**DATA SUPPLIED**
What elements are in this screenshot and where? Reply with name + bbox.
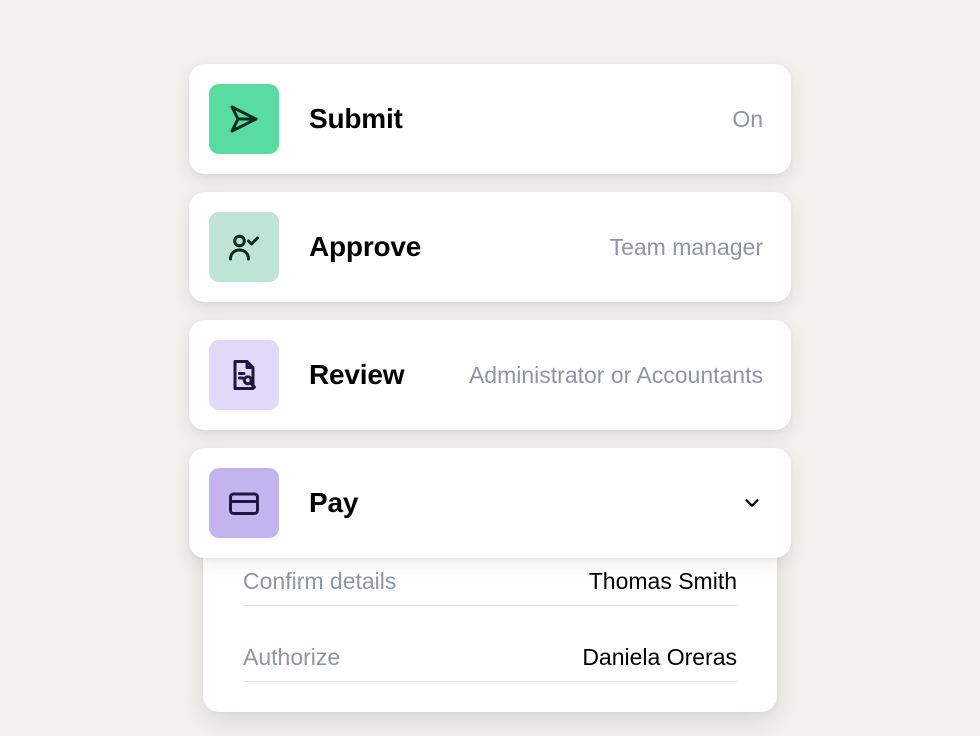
step-title: Approve <box>309 231 421 263</box>
step-submit-card[interactable]: Submit On <box>189 64 791 174</box>
step-title: Submit <box>309 103 403 135</box>
approve-icon <box>209 212 279 282</box>
chevron-down-icon <box>741 492 763 514</box>
submit-icon <box>209 84 279 154</box>
step-meta: Team manager <box>610 234 763 261</box>
step-review-card[interactable]: Review Administrator or Accountants <box>189 320 791 430</box>
step-approve-card[interactable]: Approve Team manager <box>189 192 791 302</box>
review-icon <box>209 340 279 410</box>
step-meta: Administrator or Accountants <box>469 362 763 389</box>
pay-detail-row[interactable]: Confirm details Thomas Smith <box>243 568 737 606</box>
step-title: Pay <box>309 487 358 519</box>
step-meta: On <box>732 106 763 133</box>
pay-detail-value: Thomas Smith <box>589 568 737 595</box>
step-pay-card[interactable]: Pay <box>189 448 791 558</box>
pay-details-panel: Confirm details Thomas Smith Authorize D… <box>203 536 777 712</box>
step-pay-group: Pay Confirm details Thomas Smith Authori… <box>189 448 791 712</box>
pay-detail-label: Authorize <box>243 644 340 671</box>
workflow-steps-list: Submit On Approve Team manager Revi <box>189 64 791 712</box>
pay-detail-value: Daniela Oreras <box>582 644 737 671</box>
pay-detail-label: Confirm details <box>243 568 396 595</box>
pay-detail-row[interactable]: Authorize Daniela Oreras <box>243 644 737 682</box>
pay-icon <box>209 468 279 538</box>
step-title: Review <box>309 359 404 391</box>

**AIM**
Copy out every row above verbatim, leaving out the picture.

**WRITTEN RESPONSE**
What elements are in this screenshot and where? Reply with name + bbox.
step-title: Approve <box>309 231 421 263</box>
step-submit-card[interactable]: Submit On <box>189 64 791 174</box>
step-title: Submit <box>309 103 403 135</box>
approve-icon <box>209 212 279 282</box>
chevron-down-icon <box>741 492 763 514</box>
submit-icon <box>209 84 279 154</box>
step-meta: Team manager <box>610 234 763 261</box>
step-review-card[interactable]: Review Administrator or Accountants <box>189 320 791 430</box>
step-approve-card[interactable]: Approve Team manager <box>189 192 791 302</box>
review-icon <box>209 340 279 410</box>
step-meta: Administrator or Accountants <box>469 362 763 389</box>
pay-detail-row[interactable]: Confirm details Thomas Smith <box>243 568 737 606</box>
step-title: Pay <box>309 487 358 519</box>
step-meta: On <box>732 106 763 133</box>
pay-detail-value: Thomas Smith <box>589 568 737 595</box>
step-pay-card[interactable]: Pay <box>189 448 791 558</box>
pay-details-panel: Confirm details Thomas Smith Authorize D… <box>203 536 777 712</box>
step-pay-group: Pay Confirm details Thomas Smith Authori… <box>189 448 791 712</box>
pay-detail-label: Authorize <box>243 644 340 671</box>
workflow-steps-list: Submit On Approve Team manager Revi <box>189 64 791 712</box>
pay-detail-value: Daniela Oreras <box>582 644 737 671</box>
pay-detail-label: Confirm details <box>243 568 396 595</box>
pay-detail-row[interactable]: Authorize Daniela Oreras <box>243 644 737 682</box>
pay-icon <box>209 468 279 538</box>
step-title: Review <box>309 359 404 391</box>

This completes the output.